# [WHAT YOU NEED TO DO]
Reproduce the listing below in its entirety. Change nothing.

# [DATA LISTING]
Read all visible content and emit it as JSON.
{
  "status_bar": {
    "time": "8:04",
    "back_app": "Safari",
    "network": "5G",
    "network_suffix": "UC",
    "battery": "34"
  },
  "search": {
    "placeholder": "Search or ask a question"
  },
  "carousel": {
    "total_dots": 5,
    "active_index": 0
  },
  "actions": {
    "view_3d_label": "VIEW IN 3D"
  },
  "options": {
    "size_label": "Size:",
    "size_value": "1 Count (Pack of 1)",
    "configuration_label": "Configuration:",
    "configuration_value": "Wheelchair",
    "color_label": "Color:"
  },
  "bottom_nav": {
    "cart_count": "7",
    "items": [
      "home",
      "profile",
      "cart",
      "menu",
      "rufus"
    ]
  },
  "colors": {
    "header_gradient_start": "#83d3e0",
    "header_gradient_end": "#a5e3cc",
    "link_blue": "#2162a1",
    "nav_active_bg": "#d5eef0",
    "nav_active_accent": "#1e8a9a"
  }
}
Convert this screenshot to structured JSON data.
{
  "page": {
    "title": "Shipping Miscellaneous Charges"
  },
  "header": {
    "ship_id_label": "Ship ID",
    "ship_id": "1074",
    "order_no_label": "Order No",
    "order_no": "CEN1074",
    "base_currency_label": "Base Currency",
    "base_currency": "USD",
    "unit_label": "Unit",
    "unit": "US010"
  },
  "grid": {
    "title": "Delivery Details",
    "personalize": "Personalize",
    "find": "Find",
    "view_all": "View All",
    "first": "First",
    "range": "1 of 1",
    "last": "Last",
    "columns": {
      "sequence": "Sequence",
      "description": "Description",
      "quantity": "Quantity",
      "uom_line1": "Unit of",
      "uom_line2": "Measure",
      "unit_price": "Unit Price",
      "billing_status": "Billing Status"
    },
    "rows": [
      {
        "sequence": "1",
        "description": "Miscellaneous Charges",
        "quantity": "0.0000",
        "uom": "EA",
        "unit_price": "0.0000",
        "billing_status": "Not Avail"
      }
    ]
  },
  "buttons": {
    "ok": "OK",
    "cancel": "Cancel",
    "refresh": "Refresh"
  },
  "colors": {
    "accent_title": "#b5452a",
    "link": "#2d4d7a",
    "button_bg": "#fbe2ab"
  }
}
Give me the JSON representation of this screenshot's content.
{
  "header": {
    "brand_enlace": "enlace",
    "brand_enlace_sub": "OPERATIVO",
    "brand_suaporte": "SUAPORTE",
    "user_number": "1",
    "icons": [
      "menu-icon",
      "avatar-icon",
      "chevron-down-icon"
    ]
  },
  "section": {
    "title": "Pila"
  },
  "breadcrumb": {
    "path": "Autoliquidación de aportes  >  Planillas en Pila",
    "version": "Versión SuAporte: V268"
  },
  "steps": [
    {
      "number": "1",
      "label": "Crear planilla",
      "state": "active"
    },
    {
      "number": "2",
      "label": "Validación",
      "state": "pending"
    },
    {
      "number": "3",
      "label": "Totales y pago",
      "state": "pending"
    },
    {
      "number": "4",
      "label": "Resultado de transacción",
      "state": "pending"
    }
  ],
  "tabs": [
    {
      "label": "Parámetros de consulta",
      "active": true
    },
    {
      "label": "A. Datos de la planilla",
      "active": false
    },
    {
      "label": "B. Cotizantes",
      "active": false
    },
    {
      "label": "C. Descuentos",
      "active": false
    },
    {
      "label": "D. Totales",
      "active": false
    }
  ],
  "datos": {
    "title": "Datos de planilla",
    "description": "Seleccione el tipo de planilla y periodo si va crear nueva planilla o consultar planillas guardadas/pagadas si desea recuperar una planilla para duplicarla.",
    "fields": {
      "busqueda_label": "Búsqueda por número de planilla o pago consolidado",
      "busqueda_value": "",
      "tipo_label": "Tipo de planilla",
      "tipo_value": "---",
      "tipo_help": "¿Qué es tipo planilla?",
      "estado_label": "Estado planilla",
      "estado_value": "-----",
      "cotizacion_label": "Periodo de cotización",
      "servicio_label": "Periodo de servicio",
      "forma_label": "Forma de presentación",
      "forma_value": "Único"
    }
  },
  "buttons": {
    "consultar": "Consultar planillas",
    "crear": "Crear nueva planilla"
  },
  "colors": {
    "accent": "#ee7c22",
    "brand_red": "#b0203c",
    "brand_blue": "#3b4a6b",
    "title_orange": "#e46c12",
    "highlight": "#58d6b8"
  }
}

# [EXERCISE SOLUTION]
Read all visible content and emit it as JSON.
{
  "status_bar": {
    "time": "8:04",
    "back_app": "Safari",
    "network": "5G",
    "network_suffix": "UC",
    "battery": "34"
  },
  "search": {
    "placeholder": "Search or ask a question"
  },
  "carousel": {
    "total_dots": 5,
    "active_index": 0
  },
  "actions": {
    "view_3d_label": "VIEW IN 3D"
  },
  "options": {
    "size_label": "Size:",
    "size_value": "1 Count (Pack of 1)",
    "configuration_label": "Configuration:",
    "configuration_value": "Wheelchair",
    "color_label": "Color:"
  },
  "bottom_nav": {
    "cart_count": "7",
    "items": [
      "home",
      "profile",
      "cart",
      "menu",
      "rufus"
    ]
  },
  "colors": {
    "header_gradient_start": "#83d3e0",
    "header_gradient_end": "#a5e3cc",
    "link_blue": "#2162a1",
    "nav_active_bg": "#d5eef0",
    "nav_active_accent": "#1e8a9a"
  }
}
Convert this screenshot to structured JSON data.
{
  "page": {
    "title": "Shipping Miscellaneous Charges"
  },
  "header": {
    "ship_id_label": "Ship ID",
    "ship_id": "1074",
    "order_no_label": "Order No",
    "order_no": "CEN1074",
    "base_currency_label": "Base Currency",
    "base_currency": "USD",
    "unit_label": "Unit",
    "unit": "US010"
  },
  "grid": {
    "title": "Delivery Details",
    "personalize": "Personalize",
    "find": "Find",
    "view_all": "View All",
    "first": "First",
    "range": "1 of 1",
    "last": "Last",
    "columns": {
      "sequence": "Sequence",
      "description": "Description",
      "quantity": "Quantity",
      "uom_line1": "Unit of",
      "uom_line2": "Measure",
      "unit_price": "Unit Price",
      "billing_status": "Billing Status"
    },
    "rows": [
      {
        "sequence": "1",
        "description": "Miscellaneous Charges",
        "quantity": "0.0000",
        "uom": "EA",
        "unit_price": "0.0000",
        "billing_status": "Not Avail"
      }
    ]
  },
  "buttons": {
    "ok": "OK",
    "cancel": "Cancel",
    "refresh": "Refresh"
  },
  "colors": {
    "accent_title": "#b5452a",
    "link": "#2d4d7a",
    "button_bg": "#fbe2ab"
  }
}
Give me the JSON representation of this screenshot's content.
{
  "header": {
    "brand_enlace": "enlace",
    "brand_enlace_sub": "OPERATIVO",
    "brand_suaporte": "SUAPORTE",
    "user_number": "1",
    "icons": [
      "menu-icon",
      "avatar-icon",
      "chevron-down-icon"
    ]
  },
  "section": {
    "title": "Pila"
  },
  "breadcrumb": {
    "path": "Autoliquidación de aportes  >  Planillas en Pila",
    "version": "Versión SuAporte: V268"
  },
  "steps": [
    {
      "number": "1",
      "label": "Crear planilla",
      "state": "active"
    },
    {
      "number": "2",
      "label": "Validación",
      "state": "pending"
    },
    {
      "number": "3",
      "label": "Totales y pago",
      "state": "pending"
    },
    {
      "number": "4",
      "label": "Resultado de transacción",
      "state": "pending"
    }
  ],
  "tabs": [
    {
      "label": "Parámetros de consulta",
      "active": true
    },
    {
      "label": "A. Datos de la planilla",
      "active": false
    },
    {
      "label": "B. Cotizantes",
      "active": false
    },
    {
      "label": "C. Descuentos",
      "active": false
    },
    {
      "label": "D. Totales",
      "active": false
    }
  ],
  "datos": {
    "title": "Datos de planilla",
    "description": "Seleccione el tipo de planilla y periodo si va crear nueva planilla o consultar planillas guardadas/pagadas si desea recuperar una planilla para duplicarla.",
    "fields": {
      "busqueda_label": "Búsqueda por número de planilla o pago consolidado",
      "busqueda_value": "",
      "tipo_label": "Tipo de planilla",
      "tipo_value": "---",
      "tipo_help": "¿Qué es tipo planilla?",
      "estado_label": "Estado planilla",
      "estado_value": "-----",
      "cotizacion_label": "Periodo de cotización",
      "servicio_label": "Periodo de servicio",
      "forma_label": "Forma de presentación",
      "forma_value": "Único"
    }
  },
  "buttons": {
    "consultar": "Consultar planillas",
    "crear": "Crear nueva planilla"
  },
  "colors": {
    "accent": "#ee7c22",
    "brand_red": "#b0203c",
    "brand_blue": "#3b4a6b",
    "title_orange": "#e46c12",
    "highlight": "#58d6b8"
  }
}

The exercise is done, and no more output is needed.